**STATED GOAL:** Using the records below, count the lines with "深入学习贯彻" in them. Give the number only.

● ● ●

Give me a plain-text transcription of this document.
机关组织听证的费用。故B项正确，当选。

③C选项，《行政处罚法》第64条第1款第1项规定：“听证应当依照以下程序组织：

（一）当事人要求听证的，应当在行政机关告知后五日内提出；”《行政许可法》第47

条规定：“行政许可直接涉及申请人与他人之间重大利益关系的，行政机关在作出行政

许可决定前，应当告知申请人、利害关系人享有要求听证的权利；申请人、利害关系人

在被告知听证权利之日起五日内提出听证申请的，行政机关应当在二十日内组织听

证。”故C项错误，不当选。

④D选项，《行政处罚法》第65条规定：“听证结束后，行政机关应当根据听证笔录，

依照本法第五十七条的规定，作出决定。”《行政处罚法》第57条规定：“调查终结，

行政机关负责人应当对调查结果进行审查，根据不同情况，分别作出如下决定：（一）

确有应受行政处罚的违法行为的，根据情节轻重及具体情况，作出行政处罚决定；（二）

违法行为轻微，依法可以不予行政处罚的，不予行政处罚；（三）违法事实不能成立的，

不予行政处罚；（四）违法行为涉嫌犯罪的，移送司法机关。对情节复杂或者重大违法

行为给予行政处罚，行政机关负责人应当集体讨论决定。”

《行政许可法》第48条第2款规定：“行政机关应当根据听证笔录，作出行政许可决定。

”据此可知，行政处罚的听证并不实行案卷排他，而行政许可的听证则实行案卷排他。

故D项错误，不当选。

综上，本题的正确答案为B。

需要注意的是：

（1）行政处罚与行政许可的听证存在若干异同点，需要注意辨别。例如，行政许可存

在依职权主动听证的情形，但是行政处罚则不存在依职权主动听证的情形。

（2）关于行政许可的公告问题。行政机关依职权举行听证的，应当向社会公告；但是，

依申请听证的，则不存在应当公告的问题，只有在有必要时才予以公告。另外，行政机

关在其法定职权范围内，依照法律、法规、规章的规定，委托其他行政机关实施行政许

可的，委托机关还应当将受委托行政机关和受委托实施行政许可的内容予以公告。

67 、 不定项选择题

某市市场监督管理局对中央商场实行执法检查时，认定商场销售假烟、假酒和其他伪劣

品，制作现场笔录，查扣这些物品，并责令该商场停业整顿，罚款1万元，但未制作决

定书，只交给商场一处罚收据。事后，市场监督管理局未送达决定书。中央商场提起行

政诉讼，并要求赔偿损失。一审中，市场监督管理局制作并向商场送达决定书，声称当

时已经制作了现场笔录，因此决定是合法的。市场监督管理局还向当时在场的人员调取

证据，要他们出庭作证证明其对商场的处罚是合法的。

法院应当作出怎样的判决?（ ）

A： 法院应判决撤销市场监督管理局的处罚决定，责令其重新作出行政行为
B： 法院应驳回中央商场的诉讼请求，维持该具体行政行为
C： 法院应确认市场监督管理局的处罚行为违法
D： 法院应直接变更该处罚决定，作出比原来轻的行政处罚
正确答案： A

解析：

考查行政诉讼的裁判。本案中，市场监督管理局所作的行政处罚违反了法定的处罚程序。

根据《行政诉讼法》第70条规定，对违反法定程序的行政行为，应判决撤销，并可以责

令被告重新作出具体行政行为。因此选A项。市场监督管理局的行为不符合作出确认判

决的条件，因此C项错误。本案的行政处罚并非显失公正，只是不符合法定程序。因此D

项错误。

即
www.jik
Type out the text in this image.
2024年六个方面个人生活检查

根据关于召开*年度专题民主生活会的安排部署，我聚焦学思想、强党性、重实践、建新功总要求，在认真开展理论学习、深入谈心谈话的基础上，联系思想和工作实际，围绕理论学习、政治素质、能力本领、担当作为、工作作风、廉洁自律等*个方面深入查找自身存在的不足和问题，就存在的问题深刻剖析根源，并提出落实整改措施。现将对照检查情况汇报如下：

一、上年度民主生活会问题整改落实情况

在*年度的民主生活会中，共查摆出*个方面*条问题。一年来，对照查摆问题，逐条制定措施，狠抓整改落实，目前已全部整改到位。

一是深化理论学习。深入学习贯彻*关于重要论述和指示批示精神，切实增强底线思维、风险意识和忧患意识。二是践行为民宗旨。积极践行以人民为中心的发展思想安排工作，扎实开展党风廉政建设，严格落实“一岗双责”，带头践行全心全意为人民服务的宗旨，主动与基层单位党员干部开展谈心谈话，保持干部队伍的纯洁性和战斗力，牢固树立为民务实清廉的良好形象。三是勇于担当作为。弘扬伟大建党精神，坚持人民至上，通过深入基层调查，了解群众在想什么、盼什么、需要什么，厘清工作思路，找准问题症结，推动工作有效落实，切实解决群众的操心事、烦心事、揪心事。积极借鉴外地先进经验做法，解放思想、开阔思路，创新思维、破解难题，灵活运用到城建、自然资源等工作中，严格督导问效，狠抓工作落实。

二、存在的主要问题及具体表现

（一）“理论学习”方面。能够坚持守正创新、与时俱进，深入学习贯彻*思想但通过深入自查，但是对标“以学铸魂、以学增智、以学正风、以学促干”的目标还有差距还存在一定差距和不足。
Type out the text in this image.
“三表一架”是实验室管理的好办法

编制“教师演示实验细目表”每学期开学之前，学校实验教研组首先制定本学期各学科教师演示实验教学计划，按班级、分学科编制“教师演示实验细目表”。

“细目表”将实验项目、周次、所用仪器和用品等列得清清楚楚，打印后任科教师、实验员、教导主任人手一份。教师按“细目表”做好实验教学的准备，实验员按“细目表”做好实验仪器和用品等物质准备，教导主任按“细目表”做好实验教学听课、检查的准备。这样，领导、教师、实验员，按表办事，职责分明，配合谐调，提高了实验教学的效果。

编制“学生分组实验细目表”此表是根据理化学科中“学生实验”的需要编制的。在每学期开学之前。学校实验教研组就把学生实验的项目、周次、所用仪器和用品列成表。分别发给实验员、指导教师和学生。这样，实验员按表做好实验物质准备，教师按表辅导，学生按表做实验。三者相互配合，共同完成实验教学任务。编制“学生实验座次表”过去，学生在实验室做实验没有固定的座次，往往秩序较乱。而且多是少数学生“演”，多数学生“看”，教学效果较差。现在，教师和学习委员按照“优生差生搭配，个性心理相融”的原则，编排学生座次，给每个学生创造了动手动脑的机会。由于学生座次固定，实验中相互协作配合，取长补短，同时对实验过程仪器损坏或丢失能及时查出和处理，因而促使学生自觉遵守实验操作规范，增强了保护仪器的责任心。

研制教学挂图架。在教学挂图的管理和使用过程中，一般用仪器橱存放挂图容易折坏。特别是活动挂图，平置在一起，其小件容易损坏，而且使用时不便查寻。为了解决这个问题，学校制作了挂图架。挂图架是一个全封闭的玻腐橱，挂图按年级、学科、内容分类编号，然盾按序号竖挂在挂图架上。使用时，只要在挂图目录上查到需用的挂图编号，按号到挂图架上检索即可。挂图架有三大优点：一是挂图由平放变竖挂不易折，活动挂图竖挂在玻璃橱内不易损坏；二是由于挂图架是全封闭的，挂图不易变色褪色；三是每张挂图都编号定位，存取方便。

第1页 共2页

● ● ●

**RESULT OF THIS TASK:** 2